Dataset records
********
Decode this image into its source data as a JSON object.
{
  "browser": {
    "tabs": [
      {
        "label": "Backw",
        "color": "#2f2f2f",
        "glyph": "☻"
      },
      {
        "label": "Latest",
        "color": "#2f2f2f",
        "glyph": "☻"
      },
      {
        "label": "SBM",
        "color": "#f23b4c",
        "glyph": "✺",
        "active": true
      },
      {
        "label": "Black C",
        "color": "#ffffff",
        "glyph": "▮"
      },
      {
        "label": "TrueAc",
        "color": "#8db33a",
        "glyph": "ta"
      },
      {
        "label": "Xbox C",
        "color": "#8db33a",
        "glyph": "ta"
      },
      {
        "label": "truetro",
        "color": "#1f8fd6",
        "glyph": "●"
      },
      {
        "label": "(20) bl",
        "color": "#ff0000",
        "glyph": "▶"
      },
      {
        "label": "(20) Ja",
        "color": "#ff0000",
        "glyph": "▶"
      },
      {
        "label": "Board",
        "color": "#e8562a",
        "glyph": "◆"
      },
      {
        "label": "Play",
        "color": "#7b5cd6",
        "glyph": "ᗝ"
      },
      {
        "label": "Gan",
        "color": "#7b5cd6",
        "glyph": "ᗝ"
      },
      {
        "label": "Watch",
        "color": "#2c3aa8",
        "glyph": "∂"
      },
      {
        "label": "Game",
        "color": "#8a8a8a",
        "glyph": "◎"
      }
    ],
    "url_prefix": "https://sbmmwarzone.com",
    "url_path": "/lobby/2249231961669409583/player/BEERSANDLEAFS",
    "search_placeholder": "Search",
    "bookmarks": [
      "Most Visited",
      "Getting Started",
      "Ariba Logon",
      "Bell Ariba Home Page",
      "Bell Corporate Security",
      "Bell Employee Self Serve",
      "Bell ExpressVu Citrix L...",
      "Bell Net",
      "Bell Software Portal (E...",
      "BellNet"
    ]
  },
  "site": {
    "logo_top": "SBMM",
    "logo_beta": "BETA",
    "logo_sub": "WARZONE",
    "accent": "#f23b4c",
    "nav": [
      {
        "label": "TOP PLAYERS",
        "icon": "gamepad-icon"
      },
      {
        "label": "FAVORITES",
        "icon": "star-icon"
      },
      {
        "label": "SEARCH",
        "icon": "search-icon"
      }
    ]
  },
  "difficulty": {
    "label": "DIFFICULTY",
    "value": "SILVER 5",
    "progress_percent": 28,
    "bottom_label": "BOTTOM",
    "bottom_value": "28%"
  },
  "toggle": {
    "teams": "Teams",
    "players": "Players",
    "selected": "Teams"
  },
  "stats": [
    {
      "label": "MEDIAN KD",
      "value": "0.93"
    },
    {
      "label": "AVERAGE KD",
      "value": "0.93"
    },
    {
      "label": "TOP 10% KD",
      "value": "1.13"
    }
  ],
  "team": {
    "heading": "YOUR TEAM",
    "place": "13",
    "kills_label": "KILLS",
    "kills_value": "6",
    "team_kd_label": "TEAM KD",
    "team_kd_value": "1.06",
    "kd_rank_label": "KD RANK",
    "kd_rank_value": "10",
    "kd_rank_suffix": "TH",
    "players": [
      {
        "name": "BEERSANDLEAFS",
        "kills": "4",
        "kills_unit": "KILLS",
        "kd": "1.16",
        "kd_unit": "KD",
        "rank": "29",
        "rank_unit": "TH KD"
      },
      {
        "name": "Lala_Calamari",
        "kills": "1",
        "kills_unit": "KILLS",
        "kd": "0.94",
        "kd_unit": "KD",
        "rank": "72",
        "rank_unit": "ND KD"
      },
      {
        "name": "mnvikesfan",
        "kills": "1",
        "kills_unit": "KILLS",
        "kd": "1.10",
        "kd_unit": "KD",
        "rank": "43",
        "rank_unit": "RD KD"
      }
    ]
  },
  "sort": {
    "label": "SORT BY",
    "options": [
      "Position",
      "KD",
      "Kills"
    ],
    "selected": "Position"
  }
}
********
#### [Task requirements]
Transcribe the data above in full, exactly.

#### [Worked solution]
Decode this image into its source data as a JSON object.
{
  "browser": {
    "tabs": [
      {
        "label": "Backw",
        "color": "#2f2f2f",
        "glyph": "☻"
      },
      {
        "label": "Latest",
        "color": "#2f2f2f",
        "glyph": "☻"
      },
      {
        "label": "SBM",
        "color": "#f23b4c",
        "glyph": "✺",
        "active": true
      },
      {
        "label": "Black C",
        "color": "#ffffff",
        "glyph": "▮"
      },
      {
        "label": "TrueAc",
        "color": "#8db33a",
        "glyph": "ta"
      },
      {
        "label": "Xbox C",
        "color": "#8db33a",
        "glyph": "ta"
      },
      {
        "label": "truetro",
        "color": "#1f8fd6",
        "glyph": "●"
      },
      {
        "label": "(20) bl",
        "color": "#ff0000",
        "glyph": "▶"
      },
      {
        "label": "(20) Ja",
        "color": "#ff0000",
        "glyph": "▶"
      },
      {
        "label": "Board",
        "color": "#e8562a",
        "glyph": "◆"
      },
      {
        "label": "Play",
        "color": "#7b5cd6",
        "glyph": "ᗝ"
      },
      {
        "label": "Gan",
        "color": "#7b5cd6",
        "glyph": "ᗝ"
      },
      {
        "label": "Watch",
        "color": "#2c3aa8",
        "glyph": "∂"
      },
      {
        "label": "Game",
        "color": "#8a8a8a",
        "glyph": "◎"
      }
    ],
    "url_prefix": "https://sbmmwarzone.com",
    "url_path": "/lobby/2249231961669409583/player/BEERSANDLEAFS",
    "search_placeholder": "Search",
    "bookmarks": [
      "Most Visited",
      "Getting Started",
      "Ariba Logon",
      "Bell Ariba Home Page",
      "Bell Corporate Security",
      "Bell Employee Self Serve",
      "Bell ExpressVu Citrix L...",
      "Bell Net",
      "Bell Software Portal (E...",
      "BellNet"
    ]
  },
  "site": {
    "logo_top": "SBMM",
    "logo_beta": "BETA",
    "logo_sub": "WARZONE",
    "accent": "#f23b4c",
    "nav": [
      {
        "label": "TOP PLAYERS",
        "icon": "gamepad-icon"
      },
      {
        "label": "FAVORITES",
        "icon": "star-icon"
      },
      {
        "label": "SEARCH",
        "icon": "search-icon"
      }
    ]
  },
  "difficulty": {
    "label": "DIFFICULTY",
    "value": "SILVER 5",
    "progress_percent": 28,
    "bottom_label": "BOTTOM",
    "bottom_value": "28%"
  },
  "toggle": {
    "teams": "Teams",
    "players": "Players",
    "selected": "Teams"
  },
  "stats": [
    {
      "label": "MEDIAN KD",
      "value": "0.93"
    },
    {
      "label": "AVERAGE KD",
      "value": "0.93"
    },
    {
      "label": "TOP 10% KD",
      "value": "1.13"
    }
  ],
  "team": {
    "heading": "YOUR TEAM",
    "place": "13",
    "kills_label": "KILLS",
    "kills_value": "6",
    "team_kd_label": "TEAM KD",
    "team_kd_value": "1.06",
    "kd_rank_label": "KD RANK",
    "kd_rank_value": "10",
    "kd_rank_suffix": "TH",
    "players": [
      {
        "name": "BEERSANDLEAFS",
        "kills": "4",
        "kills_unit": "KILLS",
        "kd": "1.16",
        "kd_unit": "KD",
        "rank": "29",
        "rank_unit": "TH KD"
      },
      {
        "name": "Lala_Calamari",
        "kills": "1",
        "kills_unit": "KILLS",
        "kd": "0.94",
        "kd_unit": "KD",
        "rank": "72",
        "rank_unit": "ND KD"
      },
      {
        "name": "mnvikesfan",
        "kills": "1",
        "kills_unit": "KILLS",
        "kd": "1.10",
        "kd_unit": "KD",
        "rank": "43",
        "rank_unit": "RD KD"
      }
    ]
  },
  "sort": {
    "label": "SORT BY",
    "options": [
      "Position",
      "KD",
      "Kills"
    ],
    "selected": "Position"
  }
}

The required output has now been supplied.